What needs to be done -> In the records below, pick out all lines containing the word "List".

— begin —

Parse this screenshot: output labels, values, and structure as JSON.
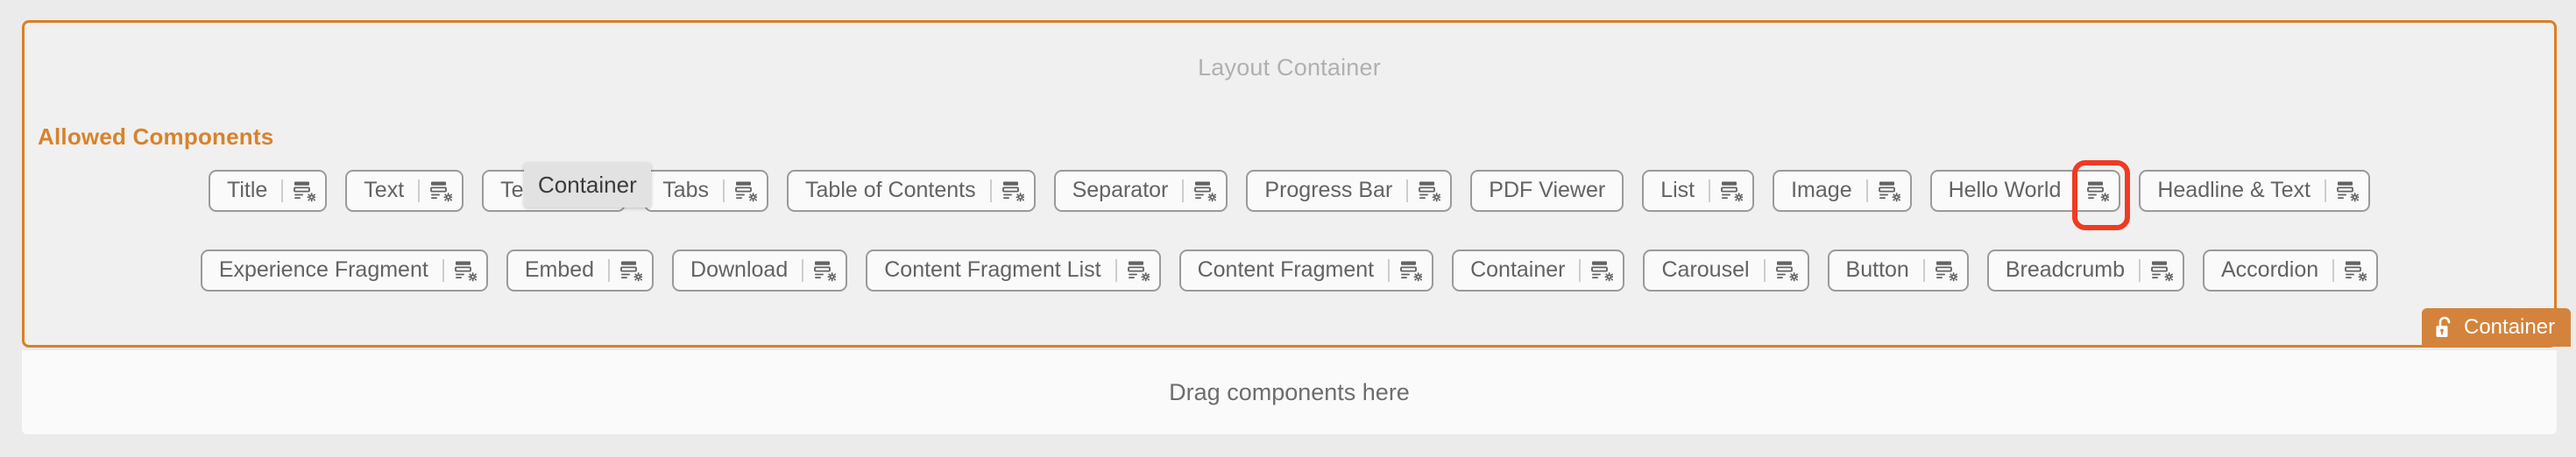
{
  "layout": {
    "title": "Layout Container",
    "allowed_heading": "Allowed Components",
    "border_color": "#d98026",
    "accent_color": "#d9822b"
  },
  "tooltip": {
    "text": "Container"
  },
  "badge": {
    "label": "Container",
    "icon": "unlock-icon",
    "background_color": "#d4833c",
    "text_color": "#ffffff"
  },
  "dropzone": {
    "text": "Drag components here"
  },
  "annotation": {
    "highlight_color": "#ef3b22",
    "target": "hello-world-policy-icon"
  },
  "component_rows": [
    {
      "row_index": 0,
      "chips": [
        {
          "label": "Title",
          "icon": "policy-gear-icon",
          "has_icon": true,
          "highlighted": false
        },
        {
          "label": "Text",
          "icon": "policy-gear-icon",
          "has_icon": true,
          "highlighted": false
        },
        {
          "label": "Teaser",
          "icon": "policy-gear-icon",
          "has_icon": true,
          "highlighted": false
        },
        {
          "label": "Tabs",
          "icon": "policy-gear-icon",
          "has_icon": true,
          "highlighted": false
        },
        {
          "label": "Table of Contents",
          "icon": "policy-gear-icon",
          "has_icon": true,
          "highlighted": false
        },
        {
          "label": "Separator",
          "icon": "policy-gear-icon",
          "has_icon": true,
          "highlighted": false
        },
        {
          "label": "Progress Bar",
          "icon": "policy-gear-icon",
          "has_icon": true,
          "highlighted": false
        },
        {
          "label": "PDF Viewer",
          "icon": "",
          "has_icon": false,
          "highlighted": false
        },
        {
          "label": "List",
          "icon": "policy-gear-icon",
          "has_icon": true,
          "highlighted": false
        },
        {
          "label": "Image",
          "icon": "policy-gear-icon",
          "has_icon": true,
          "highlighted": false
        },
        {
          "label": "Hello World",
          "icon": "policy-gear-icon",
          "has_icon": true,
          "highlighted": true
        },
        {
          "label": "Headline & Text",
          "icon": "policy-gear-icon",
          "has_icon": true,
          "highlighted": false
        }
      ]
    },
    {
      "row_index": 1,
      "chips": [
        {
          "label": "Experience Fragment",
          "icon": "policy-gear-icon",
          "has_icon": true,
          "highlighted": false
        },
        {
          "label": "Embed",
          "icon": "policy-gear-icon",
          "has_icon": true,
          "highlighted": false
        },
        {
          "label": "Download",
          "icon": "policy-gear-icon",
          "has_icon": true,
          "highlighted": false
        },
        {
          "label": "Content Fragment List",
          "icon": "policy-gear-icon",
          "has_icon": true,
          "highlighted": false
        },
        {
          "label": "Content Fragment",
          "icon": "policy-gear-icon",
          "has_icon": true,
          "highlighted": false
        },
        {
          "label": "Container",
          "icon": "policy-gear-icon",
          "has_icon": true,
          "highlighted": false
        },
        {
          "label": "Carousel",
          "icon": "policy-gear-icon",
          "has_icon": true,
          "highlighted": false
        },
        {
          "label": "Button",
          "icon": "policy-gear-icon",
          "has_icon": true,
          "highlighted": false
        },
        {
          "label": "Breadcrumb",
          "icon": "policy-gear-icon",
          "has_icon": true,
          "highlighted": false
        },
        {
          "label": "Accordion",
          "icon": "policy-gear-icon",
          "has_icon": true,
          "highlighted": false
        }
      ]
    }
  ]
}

— end —
— begin —

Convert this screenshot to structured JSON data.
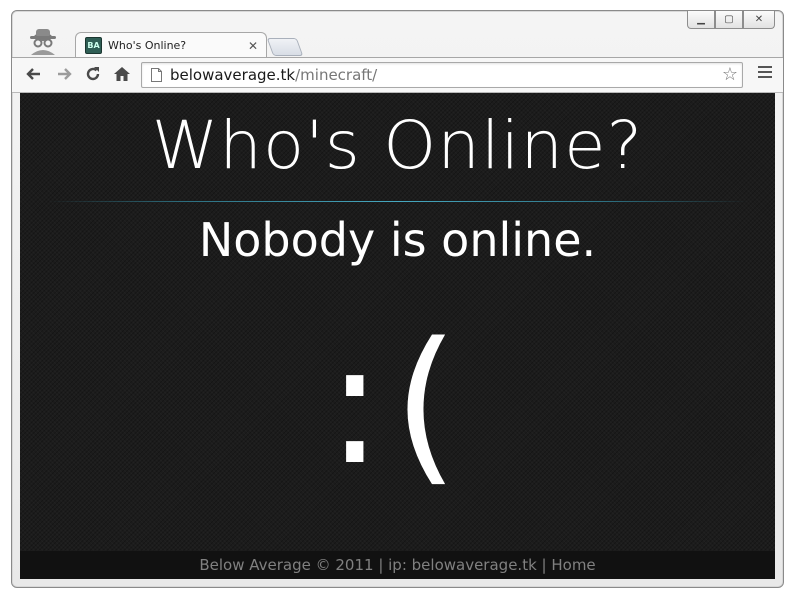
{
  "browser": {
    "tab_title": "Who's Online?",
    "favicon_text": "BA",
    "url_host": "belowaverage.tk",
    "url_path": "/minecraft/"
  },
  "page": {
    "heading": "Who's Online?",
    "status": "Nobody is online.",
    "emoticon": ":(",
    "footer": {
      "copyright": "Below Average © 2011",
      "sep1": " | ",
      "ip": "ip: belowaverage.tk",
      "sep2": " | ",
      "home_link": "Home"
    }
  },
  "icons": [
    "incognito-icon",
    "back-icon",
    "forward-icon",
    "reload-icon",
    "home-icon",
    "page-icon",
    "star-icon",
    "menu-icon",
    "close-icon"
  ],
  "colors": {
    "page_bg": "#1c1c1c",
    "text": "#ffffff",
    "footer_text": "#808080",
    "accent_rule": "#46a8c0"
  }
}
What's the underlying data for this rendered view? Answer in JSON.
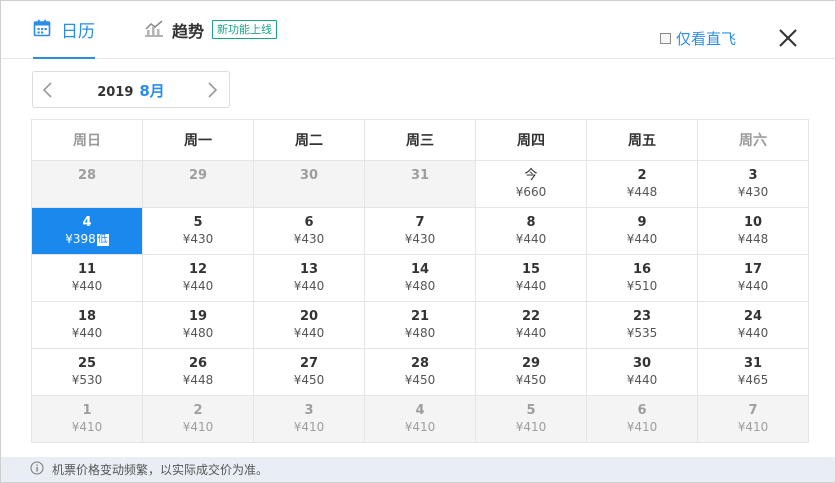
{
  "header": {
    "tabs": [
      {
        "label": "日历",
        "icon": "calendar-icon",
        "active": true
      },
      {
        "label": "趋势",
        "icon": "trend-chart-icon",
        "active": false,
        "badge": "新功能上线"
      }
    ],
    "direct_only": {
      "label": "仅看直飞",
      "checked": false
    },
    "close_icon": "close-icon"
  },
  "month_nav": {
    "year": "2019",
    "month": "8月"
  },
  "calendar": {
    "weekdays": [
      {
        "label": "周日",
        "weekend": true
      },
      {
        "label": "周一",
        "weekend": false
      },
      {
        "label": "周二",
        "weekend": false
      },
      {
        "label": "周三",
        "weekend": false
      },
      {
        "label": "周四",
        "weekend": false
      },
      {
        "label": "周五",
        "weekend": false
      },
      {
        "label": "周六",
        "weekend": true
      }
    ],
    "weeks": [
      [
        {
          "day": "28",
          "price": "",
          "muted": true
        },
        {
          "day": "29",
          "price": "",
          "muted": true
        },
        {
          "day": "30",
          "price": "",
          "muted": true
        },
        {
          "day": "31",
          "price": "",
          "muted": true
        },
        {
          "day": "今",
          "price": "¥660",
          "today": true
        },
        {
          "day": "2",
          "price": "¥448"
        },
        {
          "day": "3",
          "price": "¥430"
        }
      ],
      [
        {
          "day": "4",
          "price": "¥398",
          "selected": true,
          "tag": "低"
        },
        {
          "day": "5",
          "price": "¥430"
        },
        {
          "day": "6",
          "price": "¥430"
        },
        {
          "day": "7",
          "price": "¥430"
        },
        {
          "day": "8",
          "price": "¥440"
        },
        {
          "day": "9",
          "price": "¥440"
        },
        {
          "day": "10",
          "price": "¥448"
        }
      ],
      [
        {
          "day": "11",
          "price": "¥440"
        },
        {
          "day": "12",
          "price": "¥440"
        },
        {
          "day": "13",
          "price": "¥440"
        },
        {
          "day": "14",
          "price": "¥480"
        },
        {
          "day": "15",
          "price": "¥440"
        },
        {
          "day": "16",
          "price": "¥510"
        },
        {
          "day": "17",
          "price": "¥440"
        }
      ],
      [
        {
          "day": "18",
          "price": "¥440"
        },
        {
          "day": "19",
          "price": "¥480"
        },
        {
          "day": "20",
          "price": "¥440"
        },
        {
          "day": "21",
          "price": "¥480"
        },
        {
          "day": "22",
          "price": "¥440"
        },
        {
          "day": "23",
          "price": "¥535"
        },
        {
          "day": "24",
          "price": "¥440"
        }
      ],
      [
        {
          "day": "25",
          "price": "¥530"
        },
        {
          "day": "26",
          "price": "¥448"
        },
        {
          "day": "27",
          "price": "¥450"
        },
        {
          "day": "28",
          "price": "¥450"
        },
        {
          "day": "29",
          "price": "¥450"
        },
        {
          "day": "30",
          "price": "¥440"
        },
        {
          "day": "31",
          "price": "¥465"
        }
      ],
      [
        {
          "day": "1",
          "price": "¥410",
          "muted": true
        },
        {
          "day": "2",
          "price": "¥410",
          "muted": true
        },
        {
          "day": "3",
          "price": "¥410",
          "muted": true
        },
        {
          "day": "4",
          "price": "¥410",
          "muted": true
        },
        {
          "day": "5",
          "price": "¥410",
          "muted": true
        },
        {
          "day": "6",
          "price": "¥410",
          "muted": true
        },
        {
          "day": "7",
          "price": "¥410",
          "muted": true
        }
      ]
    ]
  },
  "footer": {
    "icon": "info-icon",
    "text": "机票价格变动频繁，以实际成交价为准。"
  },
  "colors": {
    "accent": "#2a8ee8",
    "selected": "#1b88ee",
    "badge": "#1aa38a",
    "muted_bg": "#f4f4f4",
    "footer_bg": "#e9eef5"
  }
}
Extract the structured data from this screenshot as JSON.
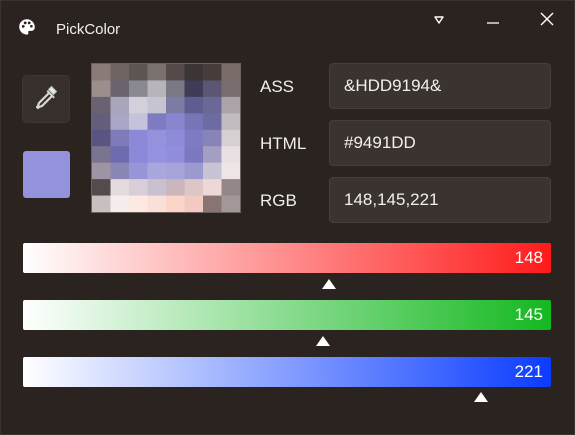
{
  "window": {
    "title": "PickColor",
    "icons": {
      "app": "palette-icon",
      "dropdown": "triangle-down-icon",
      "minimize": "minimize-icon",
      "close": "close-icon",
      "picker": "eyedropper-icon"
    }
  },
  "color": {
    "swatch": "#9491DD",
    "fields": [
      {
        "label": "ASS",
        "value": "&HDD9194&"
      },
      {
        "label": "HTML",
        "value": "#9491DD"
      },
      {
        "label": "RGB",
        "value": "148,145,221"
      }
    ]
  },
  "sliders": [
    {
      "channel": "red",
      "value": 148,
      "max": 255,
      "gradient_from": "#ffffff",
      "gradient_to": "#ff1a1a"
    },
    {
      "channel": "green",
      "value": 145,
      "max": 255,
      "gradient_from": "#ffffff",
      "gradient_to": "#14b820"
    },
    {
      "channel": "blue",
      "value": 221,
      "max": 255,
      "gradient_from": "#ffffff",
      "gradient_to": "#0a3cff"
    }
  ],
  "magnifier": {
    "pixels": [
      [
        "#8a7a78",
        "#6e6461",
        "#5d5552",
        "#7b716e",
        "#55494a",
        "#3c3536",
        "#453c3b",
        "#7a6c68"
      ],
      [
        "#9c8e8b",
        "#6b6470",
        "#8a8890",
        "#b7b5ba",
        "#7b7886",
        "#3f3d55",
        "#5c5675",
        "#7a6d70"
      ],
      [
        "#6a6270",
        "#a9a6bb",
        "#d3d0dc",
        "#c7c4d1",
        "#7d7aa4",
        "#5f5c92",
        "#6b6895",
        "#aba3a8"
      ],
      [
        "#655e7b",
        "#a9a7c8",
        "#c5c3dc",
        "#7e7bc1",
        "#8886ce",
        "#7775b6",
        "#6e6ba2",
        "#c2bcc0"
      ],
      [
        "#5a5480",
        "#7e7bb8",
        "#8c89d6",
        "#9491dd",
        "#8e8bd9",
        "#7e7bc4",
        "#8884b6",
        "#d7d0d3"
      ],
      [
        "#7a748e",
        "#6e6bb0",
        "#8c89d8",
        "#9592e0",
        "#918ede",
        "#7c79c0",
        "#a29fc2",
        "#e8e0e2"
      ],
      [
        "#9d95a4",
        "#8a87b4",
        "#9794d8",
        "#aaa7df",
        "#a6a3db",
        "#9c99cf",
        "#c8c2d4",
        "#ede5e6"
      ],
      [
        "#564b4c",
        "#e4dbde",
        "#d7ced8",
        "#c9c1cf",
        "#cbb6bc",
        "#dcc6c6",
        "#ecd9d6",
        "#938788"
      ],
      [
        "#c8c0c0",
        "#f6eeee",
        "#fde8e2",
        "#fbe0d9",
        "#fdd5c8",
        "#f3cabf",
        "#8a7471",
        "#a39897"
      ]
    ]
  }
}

— end —
— begin —

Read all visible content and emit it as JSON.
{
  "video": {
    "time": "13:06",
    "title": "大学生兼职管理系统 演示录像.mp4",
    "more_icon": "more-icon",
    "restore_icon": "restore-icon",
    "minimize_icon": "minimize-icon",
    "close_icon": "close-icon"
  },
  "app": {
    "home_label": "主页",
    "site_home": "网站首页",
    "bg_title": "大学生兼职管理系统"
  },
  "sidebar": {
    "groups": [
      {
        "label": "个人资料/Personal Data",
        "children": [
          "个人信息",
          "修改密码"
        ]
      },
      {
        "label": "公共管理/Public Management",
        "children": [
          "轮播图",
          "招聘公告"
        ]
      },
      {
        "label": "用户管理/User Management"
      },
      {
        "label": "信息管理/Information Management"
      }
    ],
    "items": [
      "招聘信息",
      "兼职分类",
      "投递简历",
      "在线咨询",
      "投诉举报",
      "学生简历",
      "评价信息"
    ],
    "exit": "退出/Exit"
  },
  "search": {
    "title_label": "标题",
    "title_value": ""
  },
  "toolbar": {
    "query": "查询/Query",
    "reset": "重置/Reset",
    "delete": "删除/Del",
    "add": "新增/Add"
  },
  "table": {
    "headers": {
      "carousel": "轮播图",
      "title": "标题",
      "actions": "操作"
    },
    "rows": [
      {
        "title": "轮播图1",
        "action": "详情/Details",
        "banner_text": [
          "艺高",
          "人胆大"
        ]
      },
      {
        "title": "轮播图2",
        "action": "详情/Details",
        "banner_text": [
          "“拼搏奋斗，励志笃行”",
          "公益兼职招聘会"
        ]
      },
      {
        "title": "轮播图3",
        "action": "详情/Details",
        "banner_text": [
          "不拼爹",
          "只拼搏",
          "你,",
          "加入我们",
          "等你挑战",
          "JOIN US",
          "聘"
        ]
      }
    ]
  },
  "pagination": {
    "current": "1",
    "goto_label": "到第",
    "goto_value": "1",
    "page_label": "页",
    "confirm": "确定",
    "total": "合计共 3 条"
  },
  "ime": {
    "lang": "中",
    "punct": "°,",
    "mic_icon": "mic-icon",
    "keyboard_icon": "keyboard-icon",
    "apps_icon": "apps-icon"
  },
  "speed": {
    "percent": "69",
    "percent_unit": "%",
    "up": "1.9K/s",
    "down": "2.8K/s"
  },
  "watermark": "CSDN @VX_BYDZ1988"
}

— end —

Written answer ->
          "label": "List",
          "label": "Content Fragment List",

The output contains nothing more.